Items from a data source
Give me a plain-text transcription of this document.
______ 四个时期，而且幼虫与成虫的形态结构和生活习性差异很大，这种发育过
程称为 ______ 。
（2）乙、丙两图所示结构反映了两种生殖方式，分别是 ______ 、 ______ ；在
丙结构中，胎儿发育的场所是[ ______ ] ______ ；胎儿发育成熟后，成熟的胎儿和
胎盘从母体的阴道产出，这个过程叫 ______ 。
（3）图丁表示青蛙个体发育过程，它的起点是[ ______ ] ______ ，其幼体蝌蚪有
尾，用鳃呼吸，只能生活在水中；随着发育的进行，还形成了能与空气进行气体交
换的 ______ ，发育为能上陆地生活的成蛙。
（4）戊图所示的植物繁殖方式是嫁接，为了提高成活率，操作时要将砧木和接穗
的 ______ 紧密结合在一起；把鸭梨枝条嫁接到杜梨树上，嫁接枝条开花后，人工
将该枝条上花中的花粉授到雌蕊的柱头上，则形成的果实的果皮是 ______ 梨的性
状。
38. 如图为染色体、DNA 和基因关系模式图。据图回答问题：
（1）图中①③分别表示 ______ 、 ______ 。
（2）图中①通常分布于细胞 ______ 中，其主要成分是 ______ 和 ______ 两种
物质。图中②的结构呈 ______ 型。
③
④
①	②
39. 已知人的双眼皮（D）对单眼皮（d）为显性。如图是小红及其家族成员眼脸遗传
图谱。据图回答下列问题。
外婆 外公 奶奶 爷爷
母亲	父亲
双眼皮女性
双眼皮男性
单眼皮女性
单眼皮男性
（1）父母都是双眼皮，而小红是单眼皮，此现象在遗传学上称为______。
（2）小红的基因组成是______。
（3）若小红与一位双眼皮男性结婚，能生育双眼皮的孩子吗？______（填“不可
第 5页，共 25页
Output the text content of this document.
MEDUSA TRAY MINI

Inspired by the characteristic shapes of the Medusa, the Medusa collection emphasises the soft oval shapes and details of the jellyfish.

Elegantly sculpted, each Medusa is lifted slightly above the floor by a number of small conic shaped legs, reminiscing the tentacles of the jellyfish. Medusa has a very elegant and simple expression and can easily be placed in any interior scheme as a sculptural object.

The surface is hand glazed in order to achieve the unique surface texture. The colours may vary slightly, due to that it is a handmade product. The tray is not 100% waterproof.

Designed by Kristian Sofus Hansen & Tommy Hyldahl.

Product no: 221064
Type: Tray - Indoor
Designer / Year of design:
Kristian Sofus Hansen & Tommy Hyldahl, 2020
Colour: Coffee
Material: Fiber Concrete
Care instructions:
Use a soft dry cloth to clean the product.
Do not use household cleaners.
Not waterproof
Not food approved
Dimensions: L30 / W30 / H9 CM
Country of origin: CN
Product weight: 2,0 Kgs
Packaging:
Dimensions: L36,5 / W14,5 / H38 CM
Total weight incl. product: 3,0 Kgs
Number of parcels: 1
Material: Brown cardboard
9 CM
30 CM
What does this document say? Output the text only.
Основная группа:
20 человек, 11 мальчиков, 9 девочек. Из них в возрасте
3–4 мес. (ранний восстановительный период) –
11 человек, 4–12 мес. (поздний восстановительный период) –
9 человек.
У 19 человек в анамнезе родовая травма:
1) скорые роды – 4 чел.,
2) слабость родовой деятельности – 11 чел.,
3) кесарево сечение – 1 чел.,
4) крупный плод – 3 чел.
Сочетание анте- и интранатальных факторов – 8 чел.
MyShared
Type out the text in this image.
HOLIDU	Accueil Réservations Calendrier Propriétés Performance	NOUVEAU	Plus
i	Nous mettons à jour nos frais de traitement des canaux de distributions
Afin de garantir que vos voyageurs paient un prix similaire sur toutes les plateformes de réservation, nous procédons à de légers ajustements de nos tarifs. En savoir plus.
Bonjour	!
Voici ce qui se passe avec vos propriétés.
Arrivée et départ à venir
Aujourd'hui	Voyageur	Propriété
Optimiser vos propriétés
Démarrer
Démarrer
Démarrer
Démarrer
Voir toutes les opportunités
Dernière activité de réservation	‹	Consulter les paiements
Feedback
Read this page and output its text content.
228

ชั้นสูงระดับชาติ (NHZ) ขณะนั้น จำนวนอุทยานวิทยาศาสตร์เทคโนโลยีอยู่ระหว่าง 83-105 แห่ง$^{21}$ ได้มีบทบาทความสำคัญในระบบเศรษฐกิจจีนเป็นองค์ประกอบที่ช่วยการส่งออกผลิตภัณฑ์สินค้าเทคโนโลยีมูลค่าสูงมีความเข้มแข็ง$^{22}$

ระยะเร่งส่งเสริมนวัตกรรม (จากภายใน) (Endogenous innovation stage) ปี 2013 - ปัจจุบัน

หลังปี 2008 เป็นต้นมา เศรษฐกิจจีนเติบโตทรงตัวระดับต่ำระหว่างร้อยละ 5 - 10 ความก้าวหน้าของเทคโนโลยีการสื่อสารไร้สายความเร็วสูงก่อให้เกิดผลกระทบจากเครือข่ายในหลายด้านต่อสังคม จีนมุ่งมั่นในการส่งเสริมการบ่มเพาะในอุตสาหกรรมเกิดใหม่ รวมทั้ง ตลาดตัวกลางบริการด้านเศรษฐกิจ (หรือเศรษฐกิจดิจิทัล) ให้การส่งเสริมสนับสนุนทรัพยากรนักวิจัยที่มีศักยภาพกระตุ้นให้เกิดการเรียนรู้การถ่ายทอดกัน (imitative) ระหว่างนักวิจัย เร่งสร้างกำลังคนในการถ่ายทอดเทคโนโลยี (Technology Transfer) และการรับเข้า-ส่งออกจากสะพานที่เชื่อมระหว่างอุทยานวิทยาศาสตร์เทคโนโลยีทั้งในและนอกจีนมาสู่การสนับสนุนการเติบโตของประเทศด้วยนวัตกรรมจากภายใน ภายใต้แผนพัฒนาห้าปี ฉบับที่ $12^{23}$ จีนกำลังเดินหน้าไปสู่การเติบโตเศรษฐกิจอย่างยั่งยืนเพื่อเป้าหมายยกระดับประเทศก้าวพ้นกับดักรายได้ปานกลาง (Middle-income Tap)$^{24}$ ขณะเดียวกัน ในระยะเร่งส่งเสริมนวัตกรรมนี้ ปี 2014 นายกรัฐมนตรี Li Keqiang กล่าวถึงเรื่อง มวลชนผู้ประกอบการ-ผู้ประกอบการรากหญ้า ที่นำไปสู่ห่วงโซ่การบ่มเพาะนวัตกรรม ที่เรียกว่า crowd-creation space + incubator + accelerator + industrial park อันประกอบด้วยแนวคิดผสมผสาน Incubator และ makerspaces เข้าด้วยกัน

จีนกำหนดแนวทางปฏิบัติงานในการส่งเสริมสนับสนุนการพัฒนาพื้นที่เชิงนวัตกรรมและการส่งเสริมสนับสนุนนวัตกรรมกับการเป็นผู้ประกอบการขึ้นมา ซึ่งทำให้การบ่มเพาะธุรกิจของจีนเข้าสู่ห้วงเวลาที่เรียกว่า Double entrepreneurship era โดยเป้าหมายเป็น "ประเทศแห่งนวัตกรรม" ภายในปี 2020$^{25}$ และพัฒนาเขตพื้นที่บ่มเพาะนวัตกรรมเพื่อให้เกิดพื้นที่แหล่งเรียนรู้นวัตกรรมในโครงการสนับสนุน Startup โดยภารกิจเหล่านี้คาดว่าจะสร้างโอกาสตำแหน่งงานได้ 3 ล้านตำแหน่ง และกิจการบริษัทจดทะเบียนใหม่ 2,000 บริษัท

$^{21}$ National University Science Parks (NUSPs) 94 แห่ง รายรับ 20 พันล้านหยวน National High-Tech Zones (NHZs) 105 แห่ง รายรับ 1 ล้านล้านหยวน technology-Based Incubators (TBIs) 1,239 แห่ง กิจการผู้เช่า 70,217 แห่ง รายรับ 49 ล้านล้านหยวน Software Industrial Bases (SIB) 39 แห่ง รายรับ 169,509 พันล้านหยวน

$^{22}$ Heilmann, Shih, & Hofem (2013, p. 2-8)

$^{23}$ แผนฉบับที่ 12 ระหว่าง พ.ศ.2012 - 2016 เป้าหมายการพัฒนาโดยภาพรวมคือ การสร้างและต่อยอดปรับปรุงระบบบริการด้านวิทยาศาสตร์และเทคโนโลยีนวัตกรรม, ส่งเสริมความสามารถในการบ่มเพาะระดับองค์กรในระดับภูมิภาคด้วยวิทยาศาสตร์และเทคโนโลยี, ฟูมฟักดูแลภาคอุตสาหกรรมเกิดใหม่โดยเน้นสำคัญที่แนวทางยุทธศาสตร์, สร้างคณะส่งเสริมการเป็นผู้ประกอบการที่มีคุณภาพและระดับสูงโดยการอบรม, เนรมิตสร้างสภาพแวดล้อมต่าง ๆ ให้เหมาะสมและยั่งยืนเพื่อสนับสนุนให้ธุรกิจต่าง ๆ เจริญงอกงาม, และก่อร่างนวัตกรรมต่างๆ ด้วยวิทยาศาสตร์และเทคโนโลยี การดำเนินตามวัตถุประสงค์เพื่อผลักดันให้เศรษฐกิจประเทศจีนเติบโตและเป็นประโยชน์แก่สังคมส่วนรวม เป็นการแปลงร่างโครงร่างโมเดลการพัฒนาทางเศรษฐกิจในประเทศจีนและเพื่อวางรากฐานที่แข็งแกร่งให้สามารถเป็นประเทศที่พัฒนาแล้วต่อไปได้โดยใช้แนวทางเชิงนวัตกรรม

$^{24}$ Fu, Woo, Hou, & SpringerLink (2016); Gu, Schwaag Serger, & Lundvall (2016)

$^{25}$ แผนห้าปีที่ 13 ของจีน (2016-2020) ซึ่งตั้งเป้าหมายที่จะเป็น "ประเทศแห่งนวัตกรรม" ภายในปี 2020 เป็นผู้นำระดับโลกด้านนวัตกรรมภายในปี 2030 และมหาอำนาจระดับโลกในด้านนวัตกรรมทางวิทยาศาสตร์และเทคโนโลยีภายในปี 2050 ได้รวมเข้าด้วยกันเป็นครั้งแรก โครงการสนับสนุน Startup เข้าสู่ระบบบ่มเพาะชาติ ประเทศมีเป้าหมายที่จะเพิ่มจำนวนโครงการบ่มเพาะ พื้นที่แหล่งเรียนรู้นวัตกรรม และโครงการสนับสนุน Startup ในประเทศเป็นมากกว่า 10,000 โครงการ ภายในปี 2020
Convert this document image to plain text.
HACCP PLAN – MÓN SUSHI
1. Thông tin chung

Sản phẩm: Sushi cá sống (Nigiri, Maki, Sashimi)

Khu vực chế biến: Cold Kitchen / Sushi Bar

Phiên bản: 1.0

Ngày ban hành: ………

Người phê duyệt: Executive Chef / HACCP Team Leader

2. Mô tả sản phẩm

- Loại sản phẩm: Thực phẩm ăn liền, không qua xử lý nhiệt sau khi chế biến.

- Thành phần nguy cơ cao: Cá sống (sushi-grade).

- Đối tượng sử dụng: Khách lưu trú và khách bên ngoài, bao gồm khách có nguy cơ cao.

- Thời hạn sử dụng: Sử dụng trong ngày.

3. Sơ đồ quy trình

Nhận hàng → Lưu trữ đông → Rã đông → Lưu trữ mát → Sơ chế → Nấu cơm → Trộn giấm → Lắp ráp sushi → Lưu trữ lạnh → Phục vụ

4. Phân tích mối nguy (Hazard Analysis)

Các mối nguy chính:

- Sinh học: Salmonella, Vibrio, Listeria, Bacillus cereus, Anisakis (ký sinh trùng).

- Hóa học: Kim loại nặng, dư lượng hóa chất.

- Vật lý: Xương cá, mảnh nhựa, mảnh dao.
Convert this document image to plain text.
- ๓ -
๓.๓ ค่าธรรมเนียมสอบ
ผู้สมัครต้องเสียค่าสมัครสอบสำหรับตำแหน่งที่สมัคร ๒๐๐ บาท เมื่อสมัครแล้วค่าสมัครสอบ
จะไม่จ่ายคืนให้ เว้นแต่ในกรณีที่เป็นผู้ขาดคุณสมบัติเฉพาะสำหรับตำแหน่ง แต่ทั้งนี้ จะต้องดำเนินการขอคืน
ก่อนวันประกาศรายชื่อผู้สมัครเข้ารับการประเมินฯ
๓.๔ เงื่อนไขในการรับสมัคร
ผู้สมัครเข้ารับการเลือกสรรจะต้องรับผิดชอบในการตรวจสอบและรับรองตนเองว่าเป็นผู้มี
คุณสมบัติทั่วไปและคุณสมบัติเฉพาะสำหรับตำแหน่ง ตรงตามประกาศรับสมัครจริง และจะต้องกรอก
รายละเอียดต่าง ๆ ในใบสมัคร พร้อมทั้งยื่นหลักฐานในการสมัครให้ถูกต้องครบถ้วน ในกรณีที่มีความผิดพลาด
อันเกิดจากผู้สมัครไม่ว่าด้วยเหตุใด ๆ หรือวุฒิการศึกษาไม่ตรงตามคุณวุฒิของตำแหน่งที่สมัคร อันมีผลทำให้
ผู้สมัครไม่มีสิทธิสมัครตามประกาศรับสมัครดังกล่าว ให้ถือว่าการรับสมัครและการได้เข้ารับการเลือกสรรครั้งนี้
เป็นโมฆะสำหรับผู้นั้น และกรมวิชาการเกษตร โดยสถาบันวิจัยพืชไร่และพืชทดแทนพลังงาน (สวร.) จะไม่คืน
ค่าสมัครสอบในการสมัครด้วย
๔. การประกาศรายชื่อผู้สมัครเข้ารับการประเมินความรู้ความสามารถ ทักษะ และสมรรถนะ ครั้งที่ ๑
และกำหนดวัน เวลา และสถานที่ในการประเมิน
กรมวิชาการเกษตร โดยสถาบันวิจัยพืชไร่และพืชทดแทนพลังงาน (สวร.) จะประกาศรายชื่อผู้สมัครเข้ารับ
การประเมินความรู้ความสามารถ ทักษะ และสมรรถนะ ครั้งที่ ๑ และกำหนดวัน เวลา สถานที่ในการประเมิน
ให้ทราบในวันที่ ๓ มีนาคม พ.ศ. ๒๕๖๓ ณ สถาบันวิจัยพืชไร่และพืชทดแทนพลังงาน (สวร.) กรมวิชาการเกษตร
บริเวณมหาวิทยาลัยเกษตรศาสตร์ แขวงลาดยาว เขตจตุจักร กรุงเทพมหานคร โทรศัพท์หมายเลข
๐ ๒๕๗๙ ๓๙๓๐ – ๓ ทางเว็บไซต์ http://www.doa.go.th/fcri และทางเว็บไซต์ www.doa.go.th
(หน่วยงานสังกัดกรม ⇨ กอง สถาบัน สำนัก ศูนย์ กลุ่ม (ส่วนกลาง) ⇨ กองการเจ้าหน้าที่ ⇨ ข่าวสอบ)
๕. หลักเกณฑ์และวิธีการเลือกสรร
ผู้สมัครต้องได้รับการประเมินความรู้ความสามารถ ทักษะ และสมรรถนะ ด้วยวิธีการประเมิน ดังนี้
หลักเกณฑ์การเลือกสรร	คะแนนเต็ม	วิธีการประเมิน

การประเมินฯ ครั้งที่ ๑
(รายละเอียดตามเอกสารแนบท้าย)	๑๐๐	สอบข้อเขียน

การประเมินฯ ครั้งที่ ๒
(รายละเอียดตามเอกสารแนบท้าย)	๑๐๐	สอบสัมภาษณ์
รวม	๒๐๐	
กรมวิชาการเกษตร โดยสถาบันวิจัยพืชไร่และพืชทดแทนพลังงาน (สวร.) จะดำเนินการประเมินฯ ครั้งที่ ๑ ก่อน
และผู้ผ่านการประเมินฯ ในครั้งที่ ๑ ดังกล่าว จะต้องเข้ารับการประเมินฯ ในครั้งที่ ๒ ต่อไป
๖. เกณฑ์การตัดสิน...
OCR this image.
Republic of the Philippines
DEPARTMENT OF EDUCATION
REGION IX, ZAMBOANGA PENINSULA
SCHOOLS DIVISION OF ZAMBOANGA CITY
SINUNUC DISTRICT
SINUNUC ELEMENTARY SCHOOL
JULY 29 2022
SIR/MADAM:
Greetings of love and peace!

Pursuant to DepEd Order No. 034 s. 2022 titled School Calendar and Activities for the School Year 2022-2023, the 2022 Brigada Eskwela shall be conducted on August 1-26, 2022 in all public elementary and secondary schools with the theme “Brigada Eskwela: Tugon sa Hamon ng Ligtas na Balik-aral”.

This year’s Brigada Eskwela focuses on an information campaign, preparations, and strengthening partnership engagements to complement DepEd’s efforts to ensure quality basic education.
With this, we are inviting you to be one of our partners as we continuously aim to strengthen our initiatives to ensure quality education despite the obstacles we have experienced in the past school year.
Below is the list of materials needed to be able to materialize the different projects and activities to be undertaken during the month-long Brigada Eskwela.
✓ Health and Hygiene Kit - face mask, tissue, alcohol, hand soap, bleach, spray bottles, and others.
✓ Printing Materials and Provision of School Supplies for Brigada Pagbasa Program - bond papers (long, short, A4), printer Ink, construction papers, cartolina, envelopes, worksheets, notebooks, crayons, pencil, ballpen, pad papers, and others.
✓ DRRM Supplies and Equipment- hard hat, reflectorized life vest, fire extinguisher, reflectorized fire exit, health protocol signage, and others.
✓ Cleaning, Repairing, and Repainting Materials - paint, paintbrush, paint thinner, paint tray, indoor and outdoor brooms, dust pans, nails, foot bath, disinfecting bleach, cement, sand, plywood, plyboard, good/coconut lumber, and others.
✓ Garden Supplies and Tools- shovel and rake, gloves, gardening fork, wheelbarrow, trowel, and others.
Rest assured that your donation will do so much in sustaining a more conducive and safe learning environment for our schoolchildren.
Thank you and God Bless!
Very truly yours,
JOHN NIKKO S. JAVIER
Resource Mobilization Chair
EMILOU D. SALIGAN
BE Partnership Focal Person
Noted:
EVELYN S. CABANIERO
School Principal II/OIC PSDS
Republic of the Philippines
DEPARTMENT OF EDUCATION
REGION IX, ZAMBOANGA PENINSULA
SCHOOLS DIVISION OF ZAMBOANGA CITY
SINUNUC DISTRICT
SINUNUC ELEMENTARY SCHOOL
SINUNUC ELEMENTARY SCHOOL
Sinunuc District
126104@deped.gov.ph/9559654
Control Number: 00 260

(WORK TO BE COMPLETED) Above is a listing; report how many of its lines include the word "Type", giving the number only.

(RESULT OF THE TASK) 2